[START OF The data]
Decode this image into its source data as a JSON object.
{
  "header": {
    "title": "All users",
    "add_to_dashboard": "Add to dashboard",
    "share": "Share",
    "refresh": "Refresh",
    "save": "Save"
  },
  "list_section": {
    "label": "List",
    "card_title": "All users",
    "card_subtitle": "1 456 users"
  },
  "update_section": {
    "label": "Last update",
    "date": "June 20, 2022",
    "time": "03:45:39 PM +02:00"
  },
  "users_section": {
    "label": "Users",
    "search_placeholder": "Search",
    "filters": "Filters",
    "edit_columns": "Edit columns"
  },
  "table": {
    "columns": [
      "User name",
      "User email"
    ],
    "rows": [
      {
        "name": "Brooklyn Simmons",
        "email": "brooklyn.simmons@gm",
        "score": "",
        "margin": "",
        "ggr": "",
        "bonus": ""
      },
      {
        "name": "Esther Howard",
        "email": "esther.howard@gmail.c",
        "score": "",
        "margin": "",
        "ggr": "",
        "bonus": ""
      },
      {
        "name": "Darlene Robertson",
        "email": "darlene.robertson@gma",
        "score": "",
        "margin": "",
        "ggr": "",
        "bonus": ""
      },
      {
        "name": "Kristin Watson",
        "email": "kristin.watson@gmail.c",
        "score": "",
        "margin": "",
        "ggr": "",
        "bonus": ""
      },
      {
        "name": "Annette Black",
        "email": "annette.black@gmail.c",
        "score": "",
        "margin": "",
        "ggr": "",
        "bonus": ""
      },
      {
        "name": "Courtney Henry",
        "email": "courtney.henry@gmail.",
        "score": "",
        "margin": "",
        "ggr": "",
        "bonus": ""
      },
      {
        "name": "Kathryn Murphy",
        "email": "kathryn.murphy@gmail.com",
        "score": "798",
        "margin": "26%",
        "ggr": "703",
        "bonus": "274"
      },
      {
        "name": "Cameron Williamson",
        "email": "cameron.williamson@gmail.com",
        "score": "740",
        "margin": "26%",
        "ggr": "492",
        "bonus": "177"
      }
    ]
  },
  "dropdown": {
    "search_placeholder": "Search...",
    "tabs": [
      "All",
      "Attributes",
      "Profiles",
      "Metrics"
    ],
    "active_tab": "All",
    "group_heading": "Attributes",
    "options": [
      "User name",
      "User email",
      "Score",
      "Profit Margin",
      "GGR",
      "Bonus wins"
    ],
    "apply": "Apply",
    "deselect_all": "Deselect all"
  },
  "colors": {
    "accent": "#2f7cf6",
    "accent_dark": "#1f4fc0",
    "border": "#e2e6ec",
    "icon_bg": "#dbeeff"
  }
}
[END OF The data]
Faithfully copy every entry, leaving nothing out.

Decode this image into its source data as a JSON object.
{
  "header": {
    "title": "All users",
    "add_to_dashboard": "Add to dashboard",
    "share": "Share",
    "refresh": "Refresh",
    "save": "Save"
  },
  "list_section": {
    "label": "List",
    "card_title": "All users",
    "card_subtitle": "1 456 users"
  },
  "update_section": {
    "label": "Last update",
    "date": "June 20, 2022",
    "time": "03:45:39 PM +02:00"
  },
  "users_section": {
    "label": "Users",
    "search_placeholder": "Search",
    "filters": "Filters",
    "edit_columns": "Edit columns"
  },
  "table": {
    "columns": [
      "User name",
      "User email"
    ],
    "rows": [
      {
        "name": "Brooklyn Simmons",
        "email": "brooklyn.simmons@gm",
        "score": "",
        "margin": "",
        "ggr": "",
        "bonus": ""
      },
      {
        "name": "Esther Howard",
        "email": "esther.howard@gmail.c",
        "score": "",
        "margin": "",
        "ggr": "",
        "bonus": ""
      },
      {
        "name": "Darlene Robertson",
        "email": "darlene.robertson@gma",
        "score": "",
        "margin": "",
        "ggr": "",
        "bonus": ""
      },
      {
        "name": "Kristin Watson",
        "email": "kristin.watson@gmail.c",
        "score": "",
        "margin": "",
        "ggr": "",
        "bonus": ""
      },
      {
        "name": "Annette Black",
        "email": "annette.black@gmail.c",
        "score": "",
        "margin": "",
        "ggr": "",
        "bonus": ""
      },
      {
        "name": "Courtney Henry",
        "email": "courtney.henry@gmail.",
        "score": "",
        "margin": "",
        "ggr": "",
        "bonus": ""
      },
      {
        "name": "Kathryn Murphy",
        "email": "kathryn.murphy@gmail.com",
        "score": "798",
        "margin": "26%",
        "ggr": "703",
        "bonus": "274"
      },
      {
        "name": "Cameron Williamson",
        "email": "cameron.williamson@gmail.com",
        "score": "740",
        "margin": "26%",
        "ggr": "492",
        "bonus": "177"
      }
    ]
  },
  "dropdown": {
    "search_placeholder": "Search...",
    "tabs": [
      "All",
      "Attributes",
      "Profiles",
      "Metrics"
    ],
    "active_tab": "All",
    "group_heading": "Attributes",
    "options": [
      "User name",
      "User email",
      "Score",
      "Profit Margin",
      "GGR",
      "Bonus wins"
    ],
    "apply": "Apply",
    "deselect_all": "Deselect all"
  },
  "colors": {
    "accent": "#2f7cf6",
    "accent_dark": "#1f4fc0",
    "border": "#e2e6ec",
    "icon_bg": "#dbeeff"
  }
}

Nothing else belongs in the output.